Exercise aim |
Search the material for the word "sports" and copy each line that holds it.
- - - - - - -
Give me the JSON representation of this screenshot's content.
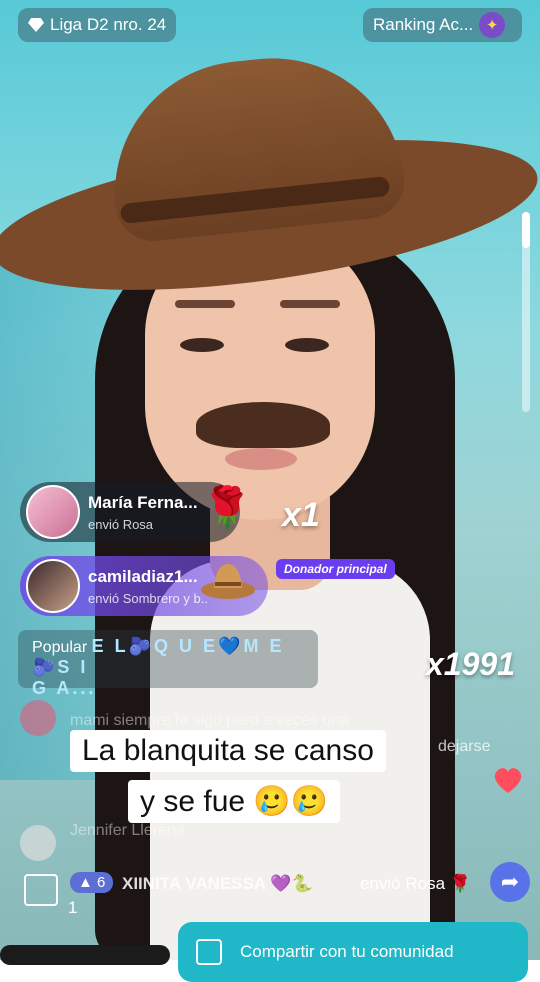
{
  "top": {
    "league_label": "Liga D2 nro. 24",
    "ranking_label": "Ranking Ac...",
    "ranking_icon": "star-badge-icon"
  },
  "gifts": [
    {
      "name": "María Ferna...",
      "sub": "envió Rosa",
      "combo": "x1",
      "gift_icon": "rose-icon"
    },
    {
      "name": "camiladiaz1...",
      "sub": "envió Sombrero y b...",
      "badge": "Donador principal",
      "gift_icon": "hat-icon"
    }
  ],
  "popular": {
    "label": "Popular",
    "name_line1": "E L🫐Q U E💙M E🫐S I",
    "name_line2": "G A...",
    "combo": "x1991"
  },
  "comments": [
    {
      "text": "mami siempre te sigo pero a veces una",
      "text2": "dejarse"
    },
    {
      "text": "Jennifer Llerena"
    }
  ],
  "caption": {
    "line1": "La blanquita se canso",
    "line2": "y se fue 🥲🥲"
  },
  "bottom": {
    "level": "6",
    "username": "XIINITA VANESSA 💜🐍",
    "action": "envió Rosa 🌹",
    "count": "1"
  },
  "share": {
    "label": "Compartir con tu comunidad"
  },
  "colors": {
    "accent_purple": "#6a3df0",
    "share_teal": "#20b8c8",
    "heart_red": "#ff4d5e"
  }
}
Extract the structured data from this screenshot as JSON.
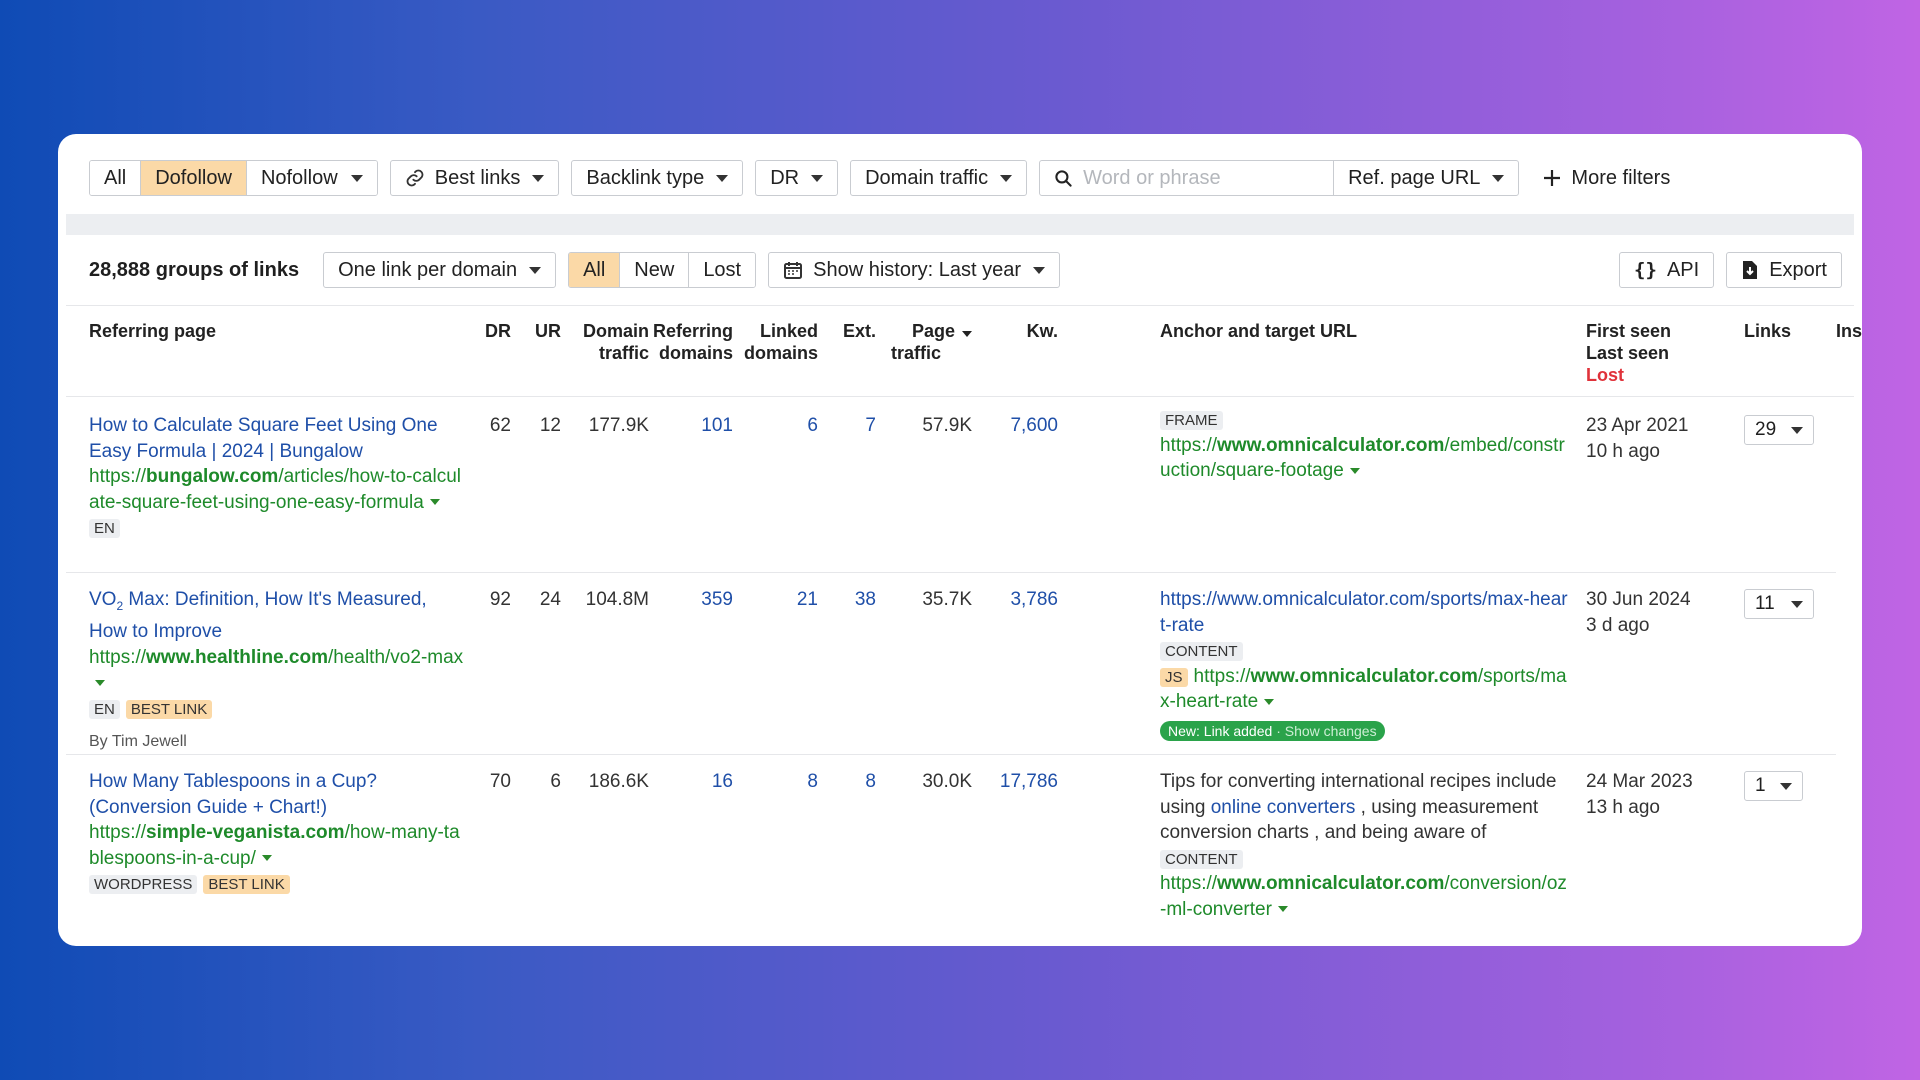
{
  "filters": {
    "all": "All",
    "dofollow": "Dofollow",
    "nofollow": "Nofollow",
    "best_links": "Best links",
    "backlink_type": "Backlink type",
    "dr": "DR",
    "domain_traffic": "Domain traffic",
    "search_placeholder": "Word or phrase",
    "ref_page_url": "Ref. page URL",
    "more_filters": "More filters"
  },
  "toolbar": {
    "groups": "28,888 groups of links",
    "grouping": "One link per domain",
    "tab_all": "All",
    "tab_new": "New",
    "tab_lost": "Lost",
    "history": "Show history: Last year",
    "api": "API",
    "export": "Export"
  },
  "columns": {
    "referring_page": "Referring page",
    "dr": "DR",
    "ur": "UR",
    "domain_traffic_1": "Domain",
    "domain_traffic_2": "traffic",
    "referring_domains_1": "Referring",
    "referring_domains_2": "domains",
    "linked_domains_1": "Linked",
    "linked_domains_2": "domains",
    "ext": "Ext.",
    "page_traffic_1": "Page",
    "page_traffic_2": "traffic",
    "kw": "Kw.",
    "anchor": "Anchor and target URL",
    "first_seen": "First seen",
    "last_seen": "Last seen",
    "lost": "Lost",
    "links": "Links",
    "inspect": "Inspect"
  },
  "rows": [
    {
      "title": "How to Calculate Square Feet Using One Easy Formula | 2024 | Bungalow",
      "url_pre": "https://",
      "url_domain": "bungalow.com",
      "url_path": "/articles/how-to-calculate-square-feet-using-one-easy-formula",
      "tag1": "EN",
      "dr": "62",
      "ur": "12",
      "domain_traffic": "177.9K",
      "ref_domains": "101",
      "linked_domains": "6",
      "ext": "7",
      "page_traffic": "57.9K",
      "kw": "7,600",
      "anchor_tag": "FRAME",
      "target_pre": "https://",
      "target_domain": "www.omnicalculator.com",
      "target_path": "/embed/construction/square-footage",
      "first_seen": "23 Apr 2021",
      "last_seen": "10 h ago",
      "links": "29"
    },
    {
      "title_a": "VO",
      "title_sub": "2",
      "title_b": " Max: Definition, How It's Measured, How to Improve",
      "url_pre": "https://",
      "url_domain": "www.healthline.com",
      "url_path": "/health/vo2-max",
      "tag1": "EN",
      "tag2": "BEST LINK",
      "author": "By Tim Jewell",
      "dr": "92",
      "ur": "24",
      "domain_traffic": "104.8M",
      "ref_domains": "359",
      "linked_domains": "21",
      "ext": "38",
      "page_traffic": "35.7K",
      "kw": "3,786",
      "anchor_url": "https://www.omnicalculator.com/sports/max-heart-rate",
      "anchor_tag": "CONTENT",
      "js_tag": "JS",
      "target_pre": "https://",
      "target_domain": "www.omnicalculator.com",
      "target_path": "/sports/max-heart-rate",
      "new_badge": "New: Link added",
      "show_changes": "· Show changes",
      "first_seen": "30 Jun 2024",
      "last_seen": "3 d ago",
      "links": "11"
    },
    {
      "title": "How Many Tablespoons in a Cup? (Conversion Guide + Chart!)",
      "url_pre": "https://",
      "url_domain": "simple-veganista.com",
      "url_path": "/how-many-tablespoons-in-a-cup/",
      "tag1": "WORDPRESS",
      "tag2": "BEST LINK",
      "dr": "70",
      "ur": "6",
      "domain_traffic": "186.6K",
      "ref_domains": "16",
      "linked_domains": "8",
      "ext": "8",
      "page_traffic": "30.0K",
      "kw": "17,786",
      "anchor_text_a": "Tips for converting international recipes include using ",
      "anchor_link": "online converters",
      "anchor_text_b": " , using measurement conversion charts , and being aware of",
      "anchor_tag": "CONTENT",
      "target_pre": "https://",
      "target_domain": "www.omnicalculator.com",
      "target_path": "/conversion/oz-ml-converter",
      "first_seen": "24 Mar 2023",
      "last_seen": "13 h ago",
      "links": "1"
    }
  ],
  "icons": [
    "link-icon",
    "search-icon",
    "plus-icon",
    "calendar-icon",
    "api-braces-icon",
    "export-icon",
    "magnifier-icon"
  ]
}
- - - - - - -
Result of the exercise |
      "anchor_url": "https://www.omnicalculator.com/sports/max-heart-rate",
      "target_path": "/sports/max-heart-rate",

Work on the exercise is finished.